WHAT IS BEING ASKED:
Each entry that follows is to be retyped exactly. Pictures do not belong in the copy.

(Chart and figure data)
—————

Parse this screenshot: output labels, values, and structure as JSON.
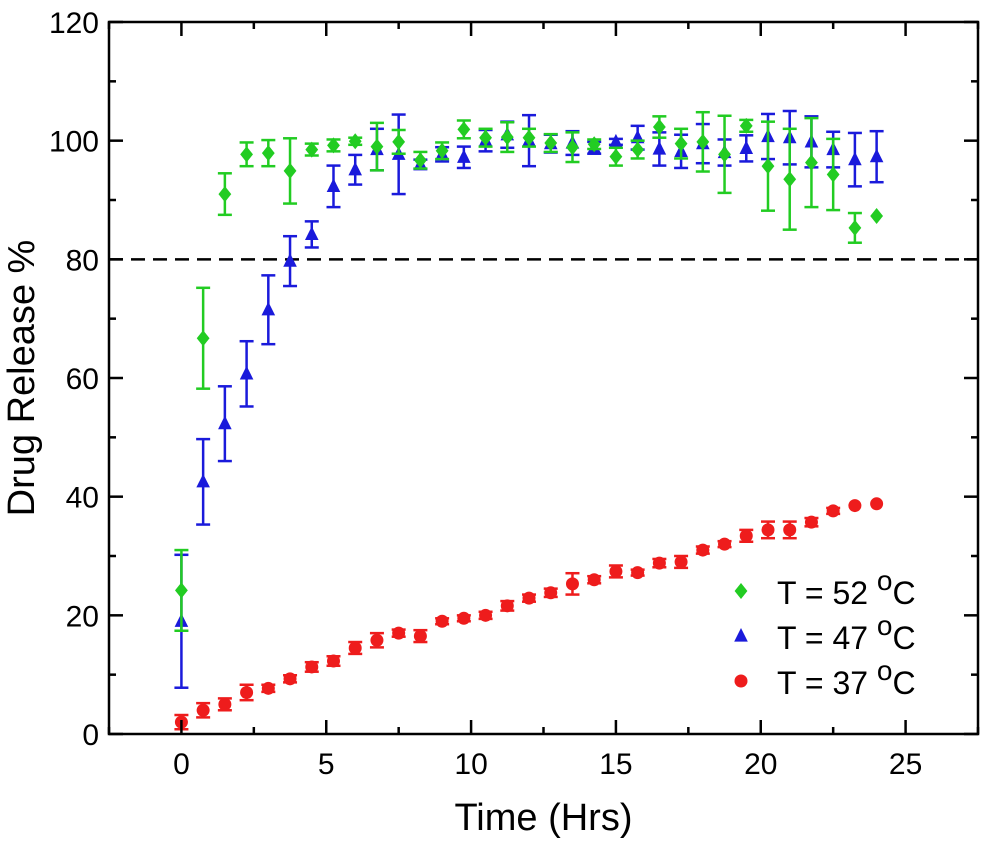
{
  "chart_data": {
    "type": "scatter",
    "xlabel": "Time (Hrs)",
    "ylabel": "Drug Release %",
    "xlim": [
      -2.5,
      27.5
    ],
    "ylim": [
      0,
      120
    ],
    "xticks": [
      0,
      5,
      10,
      15,
      20,
      25
    ],
    "yticks": [
      0,
      20,
      40,
      60,
      80,
      100,
      120
    ],
    "reference_line": {
      "y": 80,
      "style": "dashed"
    },
    "legend_position": "bottom-right",
    "colors": {
      "52C": "#22cc22",
      "47C": "#1a1adb",
      "37C": "#ee1c1c"
    },
    "series": [
      {
        "name": "T = 52 °C",
        "legend": {
          "prefix": "T = 52 ",
          "sup": "o",
          "suffix": "C"
        },
        "key": "52C",
        "marker": "diamond",
        "x": [
          0,
          0.75,
          1.5,
          2.25,
          3,
          3.75,
          4.5,
          5.25,
          6,
          6.75,
          7.5,
          8.25,
          9,
          9.75,
          10.5,
          11.25,
          12,
          12.75,
          13.5,
          14.25,
          15,
          15.75,
          16.5,
          17.25,
          18,
          18.75,
          19.5,
          20.25,
          21,
          21.75,
          22.5,
          23.25,
          24
        ],
        "y": [
          24.2,
          66.7,
          91,
          97.7,
          97.9,
          94.9,
          98.5,
          99.2,
          99.9,
          99,
          99.8,
          96.7,
          98.3,
          101.9,
          100.5,
          100.6,
          100.5,
          99.6,
          98.9,
          99.4,
          97.3,
          98.5,
          102.3,
          99.5,
          99.8,
          97.7,
          102.5,
          95.7,
          93.5,
          96.3,
          94.3,
          85.3,
          87.3
        ],
        "err": [
          6.8,
          8.5,
          3.5,
          2,
          2.2,
          5.5,
          1,
          1,
          0.6,
          4,
          2,
          1.4,
          1.4,
          1.5,
          1.5,
          2.5,
          1.5,
          1.5,
          2.5,
          0.8,
          1.5,
          1.5,
          1.8,
          2.5,
          5,
          6.5,
          1,
          7.5,
          8.5,
          7.5,
          6,
          2.5,
          0
        ]
      },
      {
        "name": "T = 47 °C",
        "legend": {
          "prefix": "T = 47 ",
          "sup": "o",
          "suffix": "C"
        },
        "key": "47C",
        "marker": "triangle",
        "x": [
          0,
          0.75,
          1.5,
          2.25,
          3,
          3.75,
          4.5,
          5.25,
          6,
          6.75,
          7.5,
          8.25,
          9,
          9.75,
          10.5,
          11.25,
          12,
          12.75,
          13.5,
          14.25,
          15,
          15.75,
          16.5,
          17.25,
          18,
          18.75,
          19.5,
          20.25,
          21,
          21.75,
          22.5,
          23.25,
          24
        ],
        "y": [
          19,
          42.5,
          52.3,
          60.7,
          71.5,
          79.7,
          84.2,
          92.3,
          95.1,
          98.5,
          97.7,
          96,
          97.7,
          97.2,
          100,
          101,
          100,
          99.5,
          99.6,
          98.8,
          99.8,
          100.5,
          98.6,
          98.2,
          99.5,
          98,
          98.7,
          100.7,
          100.5,
          99.8,
          98.5,
          96.8,
          97.3
        ],
        "err": [
          11.2,
          7.2,
          6.3,
          5.5,
          5.8,
          4.2,
          2.2,
          3.5,
          2.5,
          3.5,
          6.7,
          0.8,
          1.2,
          1.8,
          1.8,
          2.2,
          4.3,
          1.5,
          2,
          1,
          0.5,
          2,
          2.8,
          2.8,
          3.3,
          2.2,
          2.2,
          3.8,
          4.5,
          4.3,
          3,
          4.5,
          4.3
        ]
      },
      {
        "name": "T = 37 °C",
        "legend": {
          "prefix": "T = 37 ",
          "sup": "o",
          "suffix": "C"
        },
        "key": "37C",
        "marker": "circle",
        "x": [
          0,
          0.75,
          1.5,
          2.25,
          3,
          3.75,
          4.5,
          5.25,
          6,
          6.75,
          7.5,
          8.25,
          9,
          9.75,
          10.5,
          11.25,
          12,
          12.75,
          13.5,
          14.25,
          15,
          15.75,
          16.5,
          17.25,
          18,
          18.75,
          19.5,
          20.25,
          21,
          21.75,
          22.5,
          23.25,
          24
        ],
        "y": [
          2,
          4,
          5,
          7,
          7.7,
          9.3,
          11.3,
          12.3,
          14.5,
          15.8,
          17,
          16.5,
          19,
          19.5,
          20,
          21.6,
          22.9,
          23.8,
          25.3,
          26,
          27.4,
          27.2,
          28.8,
          29,
          31,
          32,
          33.4,
          34.4,
          34.4,
          35.7,
          37.6,
          38.5,
          38.8
        ],
        "err": [
          1.2,
          1.2,
          1,
          1.3,
          0.6,
          0.6,
          0.8,
          0.8,
          1,
          1.2,
          0.6,
          1,
          0.5,
          0.5,
          0.6,
          0.8,
          0.6,
          0.7,
          1.8,
          0.6,
          1,
          0.5,
          0.7,
          1,
          0.6,
          0.5,
          1,
          1.4,
          1.4,
          0.7,
          0.5,
          0,
          0
        ]
      }
    ]
  }
}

—————

REPLY TO THE TASK:
Parse this screenshot: output labels, values, and structure as JSON.
{
  "chart_data": {
    "type": "scatter",
    "xlabel": "Time (Hrs)",
    "ylabel": "Drug Release %",
    "xlim": [
      -2.5,
      27.5
    ],
    "ylim": [
      0,
      120
    ],
    "xticks": [
      0,
      5,
      10,
      15,
      20,
      25
    ],
    "yticks": [
      0,
      20,
      40,
      60,
      80,
      100,
      120
    ],
    "reference_line": {
      "y": 80,
      "style": "dashed"
    },
    "legend_position": "bottom-right",
    "colors": {
      "52C": "#22cc22",
      "47C": "#1a1adb",
      "37C": "#ee1c1c"
    },
    "series": [
      {
        "name": "T = 52 °C",
        "legend": {
          "prefix": "T = 52 ",
          "sup": "o",
          "suffix": "C"
        },
        "key": "52C",
        "marker": "diamond",
        "x": [
          0,
          0.75,
          1.5,
          2.25,
          3,
          3.75,
          4.5,
          5.25,
          6,
          6.75,
          7.5,
          8.25,
          9,
          9.75,
          10.5,
          11.25,
          12,
          12.75,
          13.5,
          14.25,
          15,
          15.75,
          16.5,
          17.25,
          18,
          18.75,
          19.5,
          20.25,
          21,
          21.75,
          22.5,
          23.25,
          24
        ],
        "y": [
          24.2,
          66.7,
          91,
          97.7,
          97.9,
          94.9,
          98.5,
          99.2,
          99.9,
          99,
          99.8,
          96.7,
          98.3,
          101.9,
          100.5,
          100.6,
          100.5,
          99.6,
          98.9,
          99.4,
          97.3,
          98.5,
          102.3,
          99.5,
          99.8,
          97.7,
          102.5,
          95.7,
          93.5,
          96.3,
          94.3,
          85.3,
          87.3
        ],
        "err": [
          6.8,
          8.5,
          3.5,
          2,
          2.2,
          5.5,
          1,
          1,
          0.6,
          4,
          2,
          1.4,
          1.4,
          1.5,
          1.5,
          2.5,
          1.5,
          1.5,
          2.5,
          0.8,
          1.5,
          1.5,
          1.8,
          2.5,
          5,
          6.5,
          1,
          7.5,
          8.5,
          7.5,
          6,
          2.5,
          0
        ]
      },
      {
        "name": "T = 47 °C",
        "legend": {
          "prefix": "T = 47 ",
          "sup": "o",
          "suffix": "C"
        },
        "key": "47C",
        "marker": "triangle",
        "x": [
          0,
          0.75,
          1.5,
          2.25,
          3,
          3.75,
          4.5,
          5.25,
          6,
          6.75,
          7.5,
          8.25,
          9,
          9.75,
          10.5,
          11.25,
          12,
          12.75,
          13.5,
          14.25,
          15,
          15.75,
          16.5,
          17.25,
          18,
          18.75,
          19.5,
          20.25,
          21,
          21.75,
          22.5,
          23.25,
          24
        ],
        "y": [
          19,
          42.5,
          52.3,
          60.7,
          71.5,
          79.7,
          84.2,
          92.3,
          95.1,
          98.5,
          97.7,
          96,
          97.7,
          97.2,
          100,
          101,
          100,
          99.5,
          99.6,
          98.8,
          99.8,
          100.5,
          98.6,
          98.2,
          99.5,
          98,
          98.7,
          100.7,
          100.5,
          99.8,
          98.5,
          96.8,
          97.3
        ],
        "err": [
          11.2,
          7.2,
          6.3,
          5.5,
          5.8,
          4.2,
          2.2,
          3.5,
          2.5,
          3.5,
          6.7,
          0.8,
          1.2,
          1.8,
          1.8,
          2.2,
          4.3,
          1.5,
          2,
          1,
          0.5,
          2,
          2.8,
          2.8,
          3.3,
          2.2,
          2.2,
          3.8,
          4.5,
          4.3,
          3,
          4.5,
          4.3
        ]
      },
      {
        "name": "T = 37 °C",
        "legend": {
          "prefix": "T = 37 ",
          "sup": "o",
          "suffix": "C"
        },
        "key": "37C",
        "marker": "circle",
        "x": [
          0,
          0.75,
          1.5,
          2.25,
          3,
          3.75,
          4.5,
          5.25,
          6,
          6.75,
          7.5,
          8.25,
          9,
          9.75,
          10.5,
          11.25,
          12,
          12.75,
          13.5,
          14.25,
          15,
          15.75,
          16.5,
          17.25,
          18,
          18.75,
          19.5,
          20.25,
          21,
          21.75,
          22.5,
          23.25,
          24
        ],
        "y": [
          2,
          4,
          5,
          7,
          7.7,
          9.3,
          11.3,
          12.3,
          14.5,
          15.8,
          17,
          16.5,
          19,
          19.5,
          20,
          21.6,
          22.9,
          23.8,
          25.3,
          26,
          27.4,
          27.2,
          28.8,
          29,
          31,
          32,
          33.4,
          34.4,
          34.4,
          35.7,
          37.6,
          38.5,
          38.8
        ],
        "err": [
          1.2,
          1.2,
          1,
          1.3,
          0.6,
          0.6,
          0.8,
          0.8,
          1,
          1.2,
          0.6,
          1,
          0.5,
          0.5,
          0.6,
          0.8,
          0.6,
          0.7,
          1.8,
          0.6,
          1,
          0.5,
          0.7,
          1,
          0.6,
          0.5,
          1,
          1.4,
          1.4,
          0.7,
          0.5,
          0,
          0
        ]
      }
    ]
  }
}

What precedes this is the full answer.